* **INSTRUCTIONS TO FOLLOW**
Which lines in the material below contain the word "arrow"? Copy each of them.

* **SUPPLIED RECORDS**
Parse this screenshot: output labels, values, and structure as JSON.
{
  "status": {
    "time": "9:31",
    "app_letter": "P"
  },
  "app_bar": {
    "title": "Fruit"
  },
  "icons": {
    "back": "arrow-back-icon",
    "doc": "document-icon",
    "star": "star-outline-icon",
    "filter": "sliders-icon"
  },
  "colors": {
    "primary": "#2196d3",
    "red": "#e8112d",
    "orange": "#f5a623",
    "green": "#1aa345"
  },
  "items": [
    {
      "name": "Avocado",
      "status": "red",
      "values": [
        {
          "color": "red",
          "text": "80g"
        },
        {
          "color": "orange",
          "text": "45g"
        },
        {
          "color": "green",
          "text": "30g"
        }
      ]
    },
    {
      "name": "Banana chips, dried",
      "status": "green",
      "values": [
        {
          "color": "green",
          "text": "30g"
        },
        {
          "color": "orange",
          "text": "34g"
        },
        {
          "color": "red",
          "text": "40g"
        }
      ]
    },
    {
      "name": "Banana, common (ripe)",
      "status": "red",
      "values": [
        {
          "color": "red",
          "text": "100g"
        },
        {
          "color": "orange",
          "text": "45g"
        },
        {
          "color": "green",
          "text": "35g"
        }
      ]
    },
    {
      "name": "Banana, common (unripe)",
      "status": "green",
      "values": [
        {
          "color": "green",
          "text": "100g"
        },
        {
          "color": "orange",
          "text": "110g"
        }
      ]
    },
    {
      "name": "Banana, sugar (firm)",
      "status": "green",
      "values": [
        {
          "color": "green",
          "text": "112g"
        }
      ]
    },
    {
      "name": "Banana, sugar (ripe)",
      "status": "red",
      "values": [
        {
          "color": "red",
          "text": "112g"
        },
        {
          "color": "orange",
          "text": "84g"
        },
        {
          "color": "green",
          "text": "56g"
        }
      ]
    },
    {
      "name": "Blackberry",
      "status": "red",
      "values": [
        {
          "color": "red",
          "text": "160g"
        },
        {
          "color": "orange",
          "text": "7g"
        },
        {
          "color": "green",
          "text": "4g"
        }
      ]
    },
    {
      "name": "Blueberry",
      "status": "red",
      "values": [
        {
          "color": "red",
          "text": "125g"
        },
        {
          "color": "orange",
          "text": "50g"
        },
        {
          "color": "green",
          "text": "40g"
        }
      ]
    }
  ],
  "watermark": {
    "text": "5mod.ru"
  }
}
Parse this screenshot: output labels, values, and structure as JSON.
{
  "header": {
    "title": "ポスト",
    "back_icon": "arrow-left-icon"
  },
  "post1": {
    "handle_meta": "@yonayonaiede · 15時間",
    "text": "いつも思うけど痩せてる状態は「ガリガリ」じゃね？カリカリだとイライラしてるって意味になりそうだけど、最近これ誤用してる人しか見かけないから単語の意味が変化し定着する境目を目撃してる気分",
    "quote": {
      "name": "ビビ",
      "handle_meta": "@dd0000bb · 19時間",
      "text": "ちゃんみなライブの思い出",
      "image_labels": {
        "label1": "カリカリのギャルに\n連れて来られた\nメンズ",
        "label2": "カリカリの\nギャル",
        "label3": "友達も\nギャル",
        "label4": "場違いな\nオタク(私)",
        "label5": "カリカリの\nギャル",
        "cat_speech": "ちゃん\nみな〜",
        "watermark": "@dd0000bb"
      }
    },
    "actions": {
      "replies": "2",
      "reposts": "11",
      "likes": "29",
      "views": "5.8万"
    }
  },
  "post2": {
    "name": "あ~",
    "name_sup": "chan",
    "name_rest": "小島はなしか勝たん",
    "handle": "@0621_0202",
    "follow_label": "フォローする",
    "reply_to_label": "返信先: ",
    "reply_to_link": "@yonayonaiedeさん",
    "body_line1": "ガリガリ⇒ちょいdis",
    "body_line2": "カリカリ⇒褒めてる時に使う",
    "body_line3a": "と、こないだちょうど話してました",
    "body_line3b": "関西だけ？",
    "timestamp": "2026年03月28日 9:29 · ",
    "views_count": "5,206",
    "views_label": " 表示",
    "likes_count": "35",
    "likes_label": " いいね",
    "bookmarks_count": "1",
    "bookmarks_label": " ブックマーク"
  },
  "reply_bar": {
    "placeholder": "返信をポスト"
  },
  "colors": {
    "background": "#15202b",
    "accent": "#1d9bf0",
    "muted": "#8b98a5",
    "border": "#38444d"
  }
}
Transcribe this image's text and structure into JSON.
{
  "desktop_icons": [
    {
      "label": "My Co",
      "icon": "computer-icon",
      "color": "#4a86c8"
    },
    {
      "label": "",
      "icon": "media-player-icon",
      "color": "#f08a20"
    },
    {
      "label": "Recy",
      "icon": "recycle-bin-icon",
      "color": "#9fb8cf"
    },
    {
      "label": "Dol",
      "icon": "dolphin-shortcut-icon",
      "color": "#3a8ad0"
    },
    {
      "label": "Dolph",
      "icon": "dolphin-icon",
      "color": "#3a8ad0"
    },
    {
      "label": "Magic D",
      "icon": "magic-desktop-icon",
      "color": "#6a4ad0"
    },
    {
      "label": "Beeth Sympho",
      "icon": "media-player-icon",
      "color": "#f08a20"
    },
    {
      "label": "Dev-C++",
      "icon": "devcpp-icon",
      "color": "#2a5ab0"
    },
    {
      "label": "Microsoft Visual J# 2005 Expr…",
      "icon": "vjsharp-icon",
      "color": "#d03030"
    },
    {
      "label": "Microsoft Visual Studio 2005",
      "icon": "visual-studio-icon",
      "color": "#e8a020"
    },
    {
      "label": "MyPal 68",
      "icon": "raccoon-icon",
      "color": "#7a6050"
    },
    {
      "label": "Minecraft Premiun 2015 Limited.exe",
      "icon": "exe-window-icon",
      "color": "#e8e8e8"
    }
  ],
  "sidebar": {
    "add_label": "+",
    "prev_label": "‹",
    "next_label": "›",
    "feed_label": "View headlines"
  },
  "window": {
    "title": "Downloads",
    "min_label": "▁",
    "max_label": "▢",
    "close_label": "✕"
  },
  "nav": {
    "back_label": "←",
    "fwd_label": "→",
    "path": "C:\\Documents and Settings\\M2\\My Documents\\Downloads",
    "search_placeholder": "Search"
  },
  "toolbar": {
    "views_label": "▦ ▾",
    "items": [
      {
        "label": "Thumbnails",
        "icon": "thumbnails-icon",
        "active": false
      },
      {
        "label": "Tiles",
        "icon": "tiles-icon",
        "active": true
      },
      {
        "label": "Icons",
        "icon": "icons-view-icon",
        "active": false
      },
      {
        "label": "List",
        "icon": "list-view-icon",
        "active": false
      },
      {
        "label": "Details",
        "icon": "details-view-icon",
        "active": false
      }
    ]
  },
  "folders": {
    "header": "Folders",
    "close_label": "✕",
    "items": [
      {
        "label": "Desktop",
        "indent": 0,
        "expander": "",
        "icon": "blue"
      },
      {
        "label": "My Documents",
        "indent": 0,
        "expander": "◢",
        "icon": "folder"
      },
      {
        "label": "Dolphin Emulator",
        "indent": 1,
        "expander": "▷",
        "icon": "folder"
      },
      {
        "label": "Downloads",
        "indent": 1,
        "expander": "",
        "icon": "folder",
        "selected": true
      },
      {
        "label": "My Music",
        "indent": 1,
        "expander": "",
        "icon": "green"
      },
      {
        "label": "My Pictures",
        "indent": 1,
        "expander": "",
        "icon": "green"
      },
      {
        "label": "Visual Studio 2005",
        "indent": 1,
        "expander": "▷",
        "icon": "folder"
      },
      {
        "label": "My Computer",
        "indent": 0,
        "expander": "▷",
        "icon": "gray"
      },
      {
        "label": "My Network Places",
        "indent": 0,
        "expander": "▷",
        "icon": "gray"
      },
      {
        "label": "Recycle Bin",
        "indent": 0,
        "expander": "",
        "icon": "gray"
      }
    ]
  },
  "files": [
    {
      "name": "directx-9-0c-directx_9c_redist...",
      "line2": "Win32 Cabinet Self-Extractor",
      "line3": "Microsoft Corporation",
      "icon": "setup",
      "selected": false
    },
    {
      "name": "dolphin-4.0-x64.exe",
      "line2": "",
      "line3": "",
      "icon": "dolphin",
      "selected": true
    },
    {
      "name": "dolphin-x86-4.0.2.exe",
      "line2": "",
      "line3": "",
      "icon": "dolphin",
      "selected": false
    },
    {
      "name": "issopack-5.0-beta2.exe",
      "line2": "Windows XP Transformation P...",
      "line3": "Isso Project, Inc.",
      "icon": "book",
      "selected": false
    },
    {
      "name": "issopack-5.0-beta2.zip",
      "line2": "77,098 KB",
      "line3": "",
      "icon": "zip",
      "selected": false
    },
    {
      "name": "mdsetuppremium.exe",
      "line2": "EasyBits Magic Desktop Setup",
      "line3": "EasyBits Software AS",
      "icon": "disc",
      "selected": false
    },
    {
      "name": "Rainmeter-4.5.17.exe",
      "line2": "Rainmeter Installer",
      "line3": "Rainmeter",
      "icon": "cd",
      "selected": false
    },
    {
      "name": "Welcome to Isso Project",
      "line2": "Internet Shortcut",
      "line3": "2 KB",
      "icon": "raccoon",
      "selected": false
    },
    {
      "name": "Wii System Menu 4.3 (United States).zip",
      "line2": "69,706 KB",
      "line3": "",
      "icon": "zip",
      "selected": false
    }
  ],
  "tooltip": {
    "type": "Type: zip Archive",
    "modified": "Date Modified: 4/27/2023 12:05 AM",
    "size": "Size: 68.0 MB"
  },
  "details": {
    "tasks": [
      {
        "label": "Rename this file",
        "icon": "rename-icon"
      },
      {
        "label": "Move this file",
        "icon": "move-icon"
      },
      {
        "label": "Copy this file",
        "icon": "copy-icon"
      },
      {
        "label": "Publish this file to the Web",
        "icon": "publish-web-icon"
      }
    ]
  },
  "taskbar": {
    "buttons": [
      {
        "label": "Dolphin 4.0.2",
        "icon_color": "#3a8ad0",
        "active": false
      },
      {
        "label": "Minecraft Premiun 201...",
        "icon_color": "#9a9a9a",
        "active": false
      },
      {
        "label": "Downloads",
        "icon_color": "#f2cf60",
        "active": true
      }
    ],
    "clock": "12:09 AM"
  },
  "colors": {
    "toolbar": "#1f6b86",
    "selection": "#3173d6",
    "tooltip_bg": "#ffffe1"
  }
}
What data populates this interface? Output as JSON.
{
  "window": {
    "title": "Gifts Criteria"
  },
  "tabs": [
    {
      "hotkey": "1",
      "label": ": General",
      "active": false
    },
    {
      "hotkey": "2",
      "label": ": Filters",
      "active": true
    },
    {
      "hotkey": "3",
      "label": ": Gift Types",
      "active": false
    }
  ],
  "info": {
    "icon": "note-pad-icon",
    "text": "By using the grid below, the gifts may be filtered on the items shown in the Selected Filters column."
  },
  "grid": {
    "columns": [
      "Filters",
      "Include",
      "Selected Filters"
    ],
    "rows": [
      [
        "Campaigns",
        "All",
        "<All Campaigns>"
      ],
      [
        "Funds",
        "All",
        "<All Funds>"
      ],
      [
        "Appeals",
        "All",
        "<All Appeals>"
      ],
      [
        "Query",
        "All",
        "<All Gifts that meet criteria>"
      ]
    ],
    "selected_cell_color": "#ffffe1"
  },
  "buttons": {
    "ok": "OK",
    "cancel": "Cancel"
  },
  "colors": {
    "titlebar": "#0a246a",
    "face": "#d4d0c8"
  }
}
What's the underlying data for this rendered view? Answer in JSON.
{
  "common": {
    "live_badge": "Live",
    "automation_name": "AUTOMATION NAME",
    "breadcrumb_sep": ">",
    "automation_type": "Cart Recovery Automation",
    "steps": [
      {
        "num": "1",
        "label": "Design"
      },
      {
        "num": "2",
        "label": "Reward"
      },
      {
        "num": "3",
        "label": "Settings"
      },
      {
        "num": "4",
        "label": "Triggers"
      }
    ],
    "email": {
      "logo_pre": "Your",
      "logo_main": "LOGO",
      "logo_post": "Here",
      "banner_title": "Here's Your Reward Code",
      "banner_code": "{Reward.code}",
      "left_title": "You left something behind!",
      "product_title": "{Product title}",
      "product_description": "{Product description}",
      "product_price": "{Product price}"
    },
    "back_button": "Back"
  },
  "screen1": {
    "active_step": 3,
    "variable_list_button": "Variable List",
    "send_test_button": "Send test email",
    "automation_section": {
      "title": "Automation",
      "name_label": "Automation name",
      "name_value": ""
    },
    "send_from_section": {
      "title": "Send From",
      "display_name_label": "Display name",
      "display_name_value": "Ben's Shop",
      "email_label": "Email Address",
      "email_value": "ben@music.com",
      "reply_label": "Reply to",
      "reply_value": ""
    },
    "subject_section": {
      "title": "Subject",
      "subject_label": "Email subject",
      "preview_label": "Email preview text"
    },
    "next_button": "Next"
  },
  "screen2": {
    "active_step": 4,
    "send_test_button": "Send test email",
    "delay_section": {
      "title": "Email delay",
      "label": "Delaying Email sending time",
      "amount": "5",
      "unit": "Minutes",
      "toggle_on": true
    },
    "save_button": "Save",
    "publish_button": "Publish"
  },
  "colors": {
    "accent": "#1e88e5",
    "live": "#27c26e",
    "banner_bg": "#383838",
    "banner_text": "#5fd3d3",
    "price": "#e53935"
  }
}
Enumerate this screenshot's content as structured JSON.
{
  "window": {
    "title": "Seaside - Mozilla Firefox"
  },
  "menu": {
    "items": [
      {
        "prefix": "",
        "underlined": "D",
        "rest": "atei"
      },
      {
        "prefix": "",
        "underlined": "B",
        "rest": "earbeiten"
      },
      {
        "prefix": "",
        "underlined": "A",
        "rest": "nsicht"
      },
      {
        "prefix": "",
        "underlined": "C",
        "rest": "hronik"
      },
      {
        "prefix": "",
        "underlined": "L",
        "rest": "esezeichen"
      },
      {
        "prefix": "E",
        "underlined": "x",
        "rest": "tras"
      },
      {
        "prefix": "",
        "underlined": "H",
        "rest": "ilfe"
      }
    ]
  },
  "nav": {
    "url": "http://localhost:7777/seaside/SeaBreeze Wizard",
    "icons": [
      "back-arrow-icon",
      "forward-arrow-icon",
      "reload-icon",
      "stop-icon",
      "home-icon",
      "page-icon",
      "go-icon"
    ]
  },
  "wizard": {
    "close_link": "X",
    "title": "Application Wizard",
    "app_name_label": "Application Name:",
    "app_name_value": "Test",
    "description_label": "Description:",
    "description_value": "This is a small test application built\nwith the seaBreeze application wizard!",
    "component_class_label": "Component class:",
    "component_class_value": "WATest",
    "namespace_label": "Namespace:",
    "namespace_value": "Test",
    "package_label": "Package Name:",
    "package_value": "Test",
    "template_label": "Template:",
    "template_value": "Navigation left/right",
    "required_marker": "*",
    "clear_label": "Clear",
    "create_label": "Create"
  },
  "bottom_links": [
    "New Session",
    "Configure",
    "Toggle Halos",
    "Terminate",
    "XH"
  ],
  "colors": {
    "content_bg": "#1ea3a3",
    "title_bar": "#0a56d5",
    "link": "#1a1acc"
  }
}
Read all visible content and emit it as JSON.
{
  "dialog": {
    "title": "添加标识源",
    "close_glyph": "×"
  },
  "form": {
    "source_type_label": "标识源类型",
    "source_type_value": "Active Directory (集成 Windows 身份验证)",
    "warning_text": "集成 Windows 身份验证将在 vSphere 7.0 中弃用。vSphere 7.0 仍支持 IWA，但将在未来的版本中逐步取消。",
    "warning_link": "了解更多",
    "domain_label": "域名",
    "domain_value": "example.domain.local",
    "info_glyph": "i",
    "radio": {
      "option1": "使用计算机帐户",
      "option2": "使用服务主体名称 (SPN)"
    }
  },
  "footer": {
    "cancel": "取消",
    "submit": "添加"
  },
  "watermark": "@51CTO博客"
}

* **SOLVED PROBLEM**
    "back": "arrow-back-icon",
    "back_icon": "arrow-left-icon"
      "back-arrow-icon",
      "forward-arrow-icon",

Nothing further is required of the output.